PASSAGE PROVIDED:
------------------------------------------------------------

In my case, the approach I’ve ultimately settled on is the path of least resistance. I do story content as long as it feels achievable with my current build; if I hit a wall, I’ll explore side dungeons and defeat optional bosses to level up and get better gear to then equip me for returning to the story. When I find side locations, I’ll complete them if the boss there feels possible for me to beat at my current level. If my attacks barely do any damage or I get one-shot by a boss’s basic attacks, then I know I’m in over my head and I find somewhere else to go. At the beginning of the game in Limgrave, this lead me to go through many visits to Stormveil Castle as I would make it to chokepoints, choke, and then go explore the region nearby to upgrade my character before returning to try again. Once I got out of Limgrave though I’ve actually found the main story content to be easier than side content for the most part. I completed the Academy of Raya Lucaria before doing any other questlines in Liurnia, and did the same with helping Millicent in Caelid as well as exploring the palace in Lyndelle. So for most regions of the game, I’ve ended up following the guidance of grace first and then filling in the map later after gaining enough levels to be ready for the more challenging side missions in the areas surrounding the story.

The moment of contemplation that precedes a bad decision

The result of this approach is that I’ve unlocked the endgame earlier than I anticipated or intended, as that ended up being the path of least resistance for my recent efforts. Lyndelle was a much safer and easier to navigate region than the Dragonbarrows and I found a lot of the side battles or dungeons in Caelid to be more challenging than the Royal Capital. I know there are multiple Great Runes left for me to find but I have no idea how in the world to reach them, and there are regions of the world that I know exist due to teleportation (such as the Crumbling Lands) but that I haven’t been able to find naturally or been able to navigate with my current build. So right now, the path of least resistance seems to be sending me towards the conclusion of Elden Ring. Perhaps the Forbidden Lands will be enough of a jump in difficulty that I’ll need to redirect my attention to side content for awhile, but for now I’m just hoping that I’ll still be able to explore in the postgame.

My time exploring Elden Ring has been a fun one so far. I’ve been particularly impressed with how the game has continued to find ways to surprise me with the size and scope of its world. I’ve not really found myself missing quest markers thanks to the multiple other forms of guidance that exist in the game, and I’ll be interested to see what other developers learn from the open world structure of Elden Ring after its rousing success. It’s not a perfect experience – you can really tell that this is FromSoft’s first outing with platforming mechanics and with trying to make a legible map for players to read. But overall, I’ve found a lot to appreciate about exploration in Elden Ring, and I’m excited to continue that exploration into the final reaches of the game’s world.

------------------------------------------------------------

WHAT TO PRODUCE:
Print the part of the Elden Ring passage between "My time exploring" and "the game’s world.", inclusive.

Document layout analysis data
------------------------------------------------------------

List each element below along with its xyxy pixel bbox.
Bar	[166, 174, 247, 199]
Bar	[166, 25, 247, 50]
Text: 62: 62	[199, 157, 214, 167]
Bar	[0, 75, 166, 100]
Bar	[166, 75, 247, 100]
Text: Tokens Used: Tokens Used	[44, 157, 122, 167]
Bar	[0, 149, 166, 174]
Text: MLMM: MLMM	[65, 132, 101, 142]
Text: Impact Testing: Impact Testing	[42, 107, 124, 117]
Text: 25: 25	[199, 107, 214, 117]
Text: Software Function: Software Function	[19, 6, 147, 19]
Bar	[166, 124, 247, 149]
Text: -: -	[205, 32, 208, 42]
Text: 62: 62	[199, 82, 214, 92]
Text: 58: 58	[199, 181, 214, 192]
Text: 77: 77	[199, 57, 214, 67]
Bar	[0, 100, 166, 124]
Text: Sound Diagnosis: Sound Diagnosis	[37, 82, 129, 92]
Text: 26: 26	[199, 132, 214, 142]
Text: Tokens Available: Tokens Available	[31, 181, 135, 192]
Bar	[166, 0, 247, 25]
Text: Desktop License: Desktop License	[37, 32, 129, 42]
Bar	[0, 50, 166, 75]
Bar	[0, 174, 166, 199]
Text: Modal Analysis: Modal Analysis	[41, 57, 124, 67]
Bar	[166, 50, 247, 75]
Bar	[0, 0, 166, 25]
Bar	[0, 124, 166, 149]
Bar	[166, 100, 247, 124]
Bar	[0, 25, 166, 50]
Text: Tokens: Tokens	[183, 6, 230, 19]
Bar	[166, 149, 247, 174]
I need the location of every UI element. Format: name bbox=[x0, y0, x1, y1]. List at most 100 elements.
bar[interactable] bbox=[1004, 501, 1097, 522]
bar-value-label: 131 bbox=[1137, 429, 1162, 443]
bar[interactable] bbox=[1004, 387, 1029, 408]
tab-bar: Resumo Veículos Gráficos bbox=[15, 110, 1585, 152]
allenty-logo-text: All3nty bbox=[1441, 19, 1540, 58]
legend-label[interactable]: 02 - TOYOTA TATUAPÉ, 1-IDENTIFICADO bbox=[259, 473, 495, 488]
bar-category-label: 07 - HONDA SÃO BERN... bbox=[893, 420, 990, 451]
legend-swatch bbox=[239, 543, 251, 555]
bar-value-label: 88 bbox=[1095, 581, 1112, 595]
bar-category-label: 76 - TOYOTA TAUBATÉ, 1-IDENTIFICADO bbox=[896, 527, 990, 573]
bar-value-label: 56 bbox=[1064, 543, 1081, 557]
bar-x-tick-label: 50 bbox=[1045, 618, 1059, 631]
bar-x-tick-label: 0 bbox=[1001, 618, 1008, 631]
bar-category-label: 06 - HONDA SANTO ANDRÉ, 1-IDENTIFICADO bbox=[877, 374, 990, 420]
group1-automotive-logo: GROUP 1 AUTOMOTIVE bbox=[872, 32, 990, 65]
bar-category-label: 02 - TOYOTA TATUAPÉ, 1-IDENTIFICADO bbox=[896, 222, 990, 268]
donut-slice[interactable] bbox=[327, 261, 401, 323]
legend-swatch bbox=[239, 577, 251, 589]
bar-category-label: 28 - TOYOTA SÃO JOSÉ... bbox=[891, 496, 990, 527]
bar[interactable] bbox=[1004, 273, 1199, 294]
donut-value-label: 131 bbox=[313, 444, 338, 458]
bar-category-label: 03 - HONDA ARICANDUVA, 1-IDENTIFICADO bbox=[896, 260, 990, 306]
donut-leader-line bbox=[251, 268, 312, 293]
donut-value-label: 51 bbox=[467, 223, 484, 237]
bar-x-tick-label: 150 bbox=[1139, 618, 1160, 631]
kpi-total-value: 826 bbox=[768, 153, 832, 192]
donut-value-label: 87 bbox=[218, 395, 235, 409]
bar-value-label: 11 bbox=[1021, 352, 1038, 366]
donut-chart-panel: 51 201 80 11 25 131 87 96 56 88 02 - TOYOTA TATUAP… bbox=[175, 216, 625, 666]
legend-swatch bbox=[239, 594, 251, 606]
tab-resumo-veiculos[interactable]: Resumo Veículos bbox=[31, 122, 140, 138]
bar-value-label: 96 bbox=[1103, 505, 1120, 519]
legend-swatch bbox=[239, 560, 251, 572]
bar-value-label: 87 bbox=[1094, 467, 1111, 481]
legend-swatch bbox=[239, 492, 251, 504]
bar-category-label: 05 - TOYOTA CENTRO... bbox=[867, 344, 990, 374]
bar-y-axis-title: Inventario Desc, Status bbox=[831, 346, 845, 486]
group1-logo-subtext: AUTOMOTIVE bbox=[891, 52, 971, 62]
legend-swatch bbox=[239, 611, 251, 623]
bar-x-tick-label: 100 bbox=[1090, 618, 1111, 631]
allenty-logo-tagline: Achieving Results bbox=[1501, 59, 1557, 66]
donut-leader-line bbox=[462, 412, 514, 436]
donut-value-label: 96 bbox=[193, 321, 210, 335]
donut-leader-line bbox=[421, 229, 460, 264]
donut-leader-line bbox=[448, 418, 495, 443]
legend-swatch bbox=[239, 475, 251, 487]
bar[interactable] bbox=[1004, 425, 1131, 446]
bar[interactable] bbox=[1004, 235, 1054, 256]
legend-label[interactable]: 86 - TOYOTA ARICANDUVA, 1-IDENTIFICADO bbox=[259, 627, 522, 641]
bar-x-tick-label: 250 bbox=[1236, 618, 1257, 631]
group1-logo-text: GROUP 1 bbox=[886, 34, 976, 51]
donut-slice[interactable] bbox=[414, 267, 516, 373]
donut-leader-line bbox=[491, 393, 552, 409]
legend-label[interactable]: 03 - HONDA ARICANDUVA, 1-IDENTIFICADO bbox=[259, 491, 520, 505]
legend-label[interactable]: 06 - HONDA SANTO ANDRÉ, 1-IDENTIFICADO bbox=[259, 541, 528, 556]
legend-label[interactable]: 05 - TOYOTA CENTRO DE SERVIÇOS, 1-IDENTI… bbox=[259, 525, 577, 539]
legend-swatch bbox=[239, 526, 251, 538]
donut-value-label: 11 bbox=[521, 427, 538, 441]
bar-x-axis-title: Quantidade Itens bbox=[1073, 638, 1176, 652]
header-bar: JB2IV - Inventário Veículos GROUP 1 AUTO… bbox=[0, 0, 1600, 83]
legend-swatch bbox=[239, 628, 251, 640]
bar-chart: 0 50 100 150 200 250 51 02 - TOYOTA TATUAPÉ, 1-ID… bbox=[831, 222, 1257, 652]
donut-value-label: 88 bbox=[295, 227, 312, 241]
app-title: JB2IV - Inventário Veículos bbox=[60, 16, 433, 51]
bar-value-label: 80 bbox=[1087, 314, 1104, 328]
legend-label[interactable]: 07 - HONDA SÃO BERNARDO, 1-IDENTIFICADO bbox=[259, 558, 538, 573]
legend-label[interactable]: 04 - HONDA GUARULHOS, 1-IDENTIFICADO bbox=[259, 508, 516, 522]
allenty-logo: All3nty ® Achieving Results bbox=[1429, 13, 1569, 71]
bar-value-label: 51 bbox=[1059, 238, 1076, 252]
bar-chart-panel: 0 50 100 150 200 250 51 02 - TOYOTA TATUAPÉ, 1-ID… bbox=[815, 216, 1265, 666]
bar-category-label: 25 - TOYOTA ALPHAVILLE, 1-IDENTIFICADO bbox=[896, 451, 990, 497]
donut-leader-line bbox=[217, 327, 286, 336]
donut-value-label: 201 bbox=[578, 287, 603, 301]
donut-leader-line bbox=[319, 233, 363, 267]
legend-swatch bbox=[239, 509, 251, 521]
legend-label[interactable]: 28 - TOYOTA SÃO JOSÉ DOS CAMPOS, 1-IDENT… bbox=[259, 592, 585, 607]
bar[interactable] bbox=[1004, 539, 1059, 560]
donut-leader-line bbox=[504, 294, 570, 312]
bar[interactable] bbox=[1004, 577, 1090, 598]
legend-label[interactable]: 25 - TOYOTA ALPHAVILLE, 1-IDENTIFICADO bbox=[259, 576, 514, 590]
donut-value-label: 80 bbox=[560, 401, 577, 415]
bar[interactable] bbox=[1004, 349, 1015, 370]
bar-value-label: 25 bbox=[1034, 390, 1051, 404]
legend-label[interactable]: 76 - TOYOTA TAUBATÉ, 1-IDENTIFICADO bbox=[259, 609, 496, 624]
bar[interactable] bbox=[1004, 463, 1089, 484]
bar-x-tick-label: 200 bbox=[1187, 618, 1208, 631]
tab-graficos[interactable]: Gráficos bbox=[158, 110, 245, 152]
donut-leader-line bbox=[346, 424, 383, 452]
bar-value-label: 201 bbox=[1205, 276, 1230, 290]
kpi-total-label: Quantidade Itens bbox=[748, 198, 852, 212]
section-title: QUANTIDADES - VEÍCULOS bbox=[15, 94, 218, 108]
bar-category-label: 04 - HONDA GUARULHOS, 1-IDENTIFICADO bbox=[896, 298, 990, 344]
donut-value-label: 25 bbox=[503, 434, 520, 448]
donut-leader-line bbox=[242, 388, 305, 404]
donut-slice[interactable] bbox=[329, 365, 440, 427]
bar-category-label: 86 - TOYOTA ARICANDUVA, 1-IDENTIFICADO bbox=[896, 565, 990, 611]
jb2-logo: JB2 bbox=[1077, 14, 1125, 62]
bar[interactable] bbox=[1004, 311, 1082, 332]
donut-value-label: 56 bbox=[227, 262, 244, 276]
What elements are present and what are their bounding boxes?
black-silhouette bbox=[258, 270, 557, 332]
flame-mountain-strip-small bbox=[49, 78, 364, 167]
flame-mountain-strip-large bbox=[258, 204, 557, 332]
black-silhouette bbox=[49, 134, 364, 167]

------------------------------------------------------------

FINISHED TASK:
My time exploring Elden Ring has been a fun one so far. I’ve been particularly impressed with how the game has continued to find ways to surprise me with the size and scope of its world. I’ve not really found myself missing quest markers thanks to the multiple other forms of guidance that exist in the game, and I’ll be interested to see what other developers learn from the open world structure of Elden Ring after its rousing success. It’s not a perfect experience – you can really tell that this is FromSoft’s first outing with platforming mechanics and with trying to make a legible map for players to read. But overall, I’ve found a lot to appreciate about exploration in Elden Ring, and I’m excited to continue that exploration into the final reaches of the game’s world.